─── BLOQUE DE TEXTO

Un año después de ese amor desdichado, Merton aceptó una invitación a una conferencia en Tailandia que le permitiría hacer su primer periplo al exterior después de su ingreso a la vida monástica. “Me voy con la mente completamente abierta –escribió el 9 de septiembre del ’68, dos días antes de partir–. Mi esperanza es gozar simplemente de un largo viaje, sacar partido de él, aprender, cambiar, tal vez encontrar algo o alguien que pueda ayudarme a progresar en mi búsqueda espiritual”.
En la India se reunió con el Dalai Lama y soñó que había vuelto a EE.UU. vestido como un monje budista tibetano. También consignó en su diario el deseo de dejar el monasterio y su certeza de que el budismo estaba en armonía con el cristianismo. En su último día, el 10 de diciembre, leyó en la Conferencia de Abades Trapenses y Benedictinos del sur de Bangkok su artículo “El marxismo y la perspectiva monástica”. Habló de la posición del monje “en un mundo en revolución”, del monasticismo como “actitud crítica” ante la sociedad, de la alienación, del cambio de estructuras y de conciencias, de Marcuse y el “hombre unidimensional”, y de la necesidad de una apertura a las tradiciones orientales.
Según testimonio de la madre superiora Mary Luke Tobin, tras el almuerzo una monja francesa se acercó a cuestionarlo porque no había “hablado de Dios” ni de “convertir a la gente al cristianismo, ya que estaban en una zona pagana y eso es lo que allí más se necesitaba”. Al parecer, Merton respondió fastidiado que ya había suficientes “sermones por televisión diciendo quién es Dios y que al final hacen que uno se pregunte qué significa Dios actualmente”. Y de inmediato se encerró en la habitación de la que no saldría con vida.

──────
─── MATERIAL PROPORCIONADO

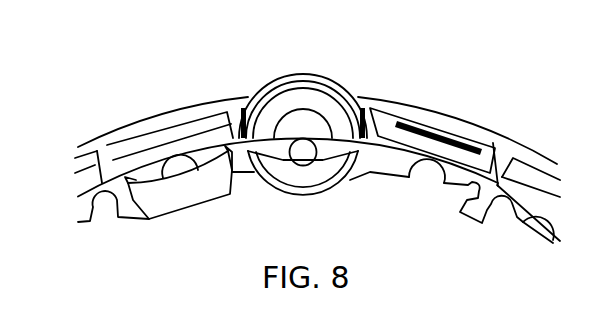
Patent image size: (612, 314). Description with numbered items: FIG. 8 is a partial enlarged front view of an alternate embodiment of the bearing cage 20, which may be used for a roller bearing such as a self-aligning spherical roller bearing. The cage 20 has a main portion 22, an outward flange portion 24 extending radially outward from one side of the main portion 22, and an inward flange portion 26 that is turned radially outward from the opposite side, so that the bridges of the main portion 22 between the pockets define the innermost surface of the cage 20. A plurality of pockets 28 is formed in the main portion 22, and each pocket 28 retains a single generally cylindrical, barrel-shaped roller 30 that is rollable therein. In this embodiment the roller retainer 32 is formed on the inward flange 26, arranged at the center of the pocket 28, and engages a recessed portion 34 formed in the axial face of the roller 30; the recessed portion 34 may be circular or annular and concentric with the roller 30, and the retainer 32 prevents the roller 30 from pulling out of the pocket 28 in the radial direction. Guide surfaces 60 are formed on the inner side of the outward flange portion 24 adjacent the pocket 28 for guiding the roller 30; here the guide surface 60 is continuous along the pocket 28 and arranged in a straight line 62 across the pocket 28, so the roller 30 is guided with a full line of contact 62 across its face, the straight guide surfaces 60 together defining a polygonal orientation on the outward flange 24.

──────

QUÉ DEBE HACER
Prolongue el texto sobre el último viaje de Merton a Asia a partir de su oración final.

RESPUESTA DEL EJERCICIO
Las versiones sobre su muerte fueron volviéndose más detalladas a medida que pasó el tiempo, aunque también adquirieron orlas de leyenda. Primero se creyó que se había electrocutado mientras trataba de arreglar un ventilador que no funcionaba. Luego, que había tocado ese ventilador involuntariamente. El padre François de Grunne, cuya habitación era contigua a la de Merton, dijo que alrededor de las 15 escuchó un ruido y un grito. Golpeó la puerta y nadie respondió. Recién a eso de las 16 se le ocurrió que podía haber sucedido algo y, mirando entre las rendijas que había sobre la puerta, que estaba cerrada desde dentro, divisó a Merton caído de espaldas sobre el piso. El ventilador de pie estaba enchufado y extendido en diagonal sobre el cuerpo desnudo y quemado en parte por la descarga eléctrica. La suposición fue que había querido mover el ventilador apenas había salido de la ducha, cuando todavía estaba mojado.
No hubo autopsia ni investigación alguna. Luego de una noche de velatorio en la Cruz Roja cercana, el cadáver de Merton fue enviado a la base aérea norteamericana en Bangkok para volar al día siguiente hasta la abadía de Kentucky, donde sería sepultado. Nadie sabrá nunca qué pasó ni cómo llegó a tocar o encender ese ventilador fatal. Como ironía final, el cuerpo voló en un avión militar en compañía de decenas de conscriptos norteamericanos muertos en Vietnam.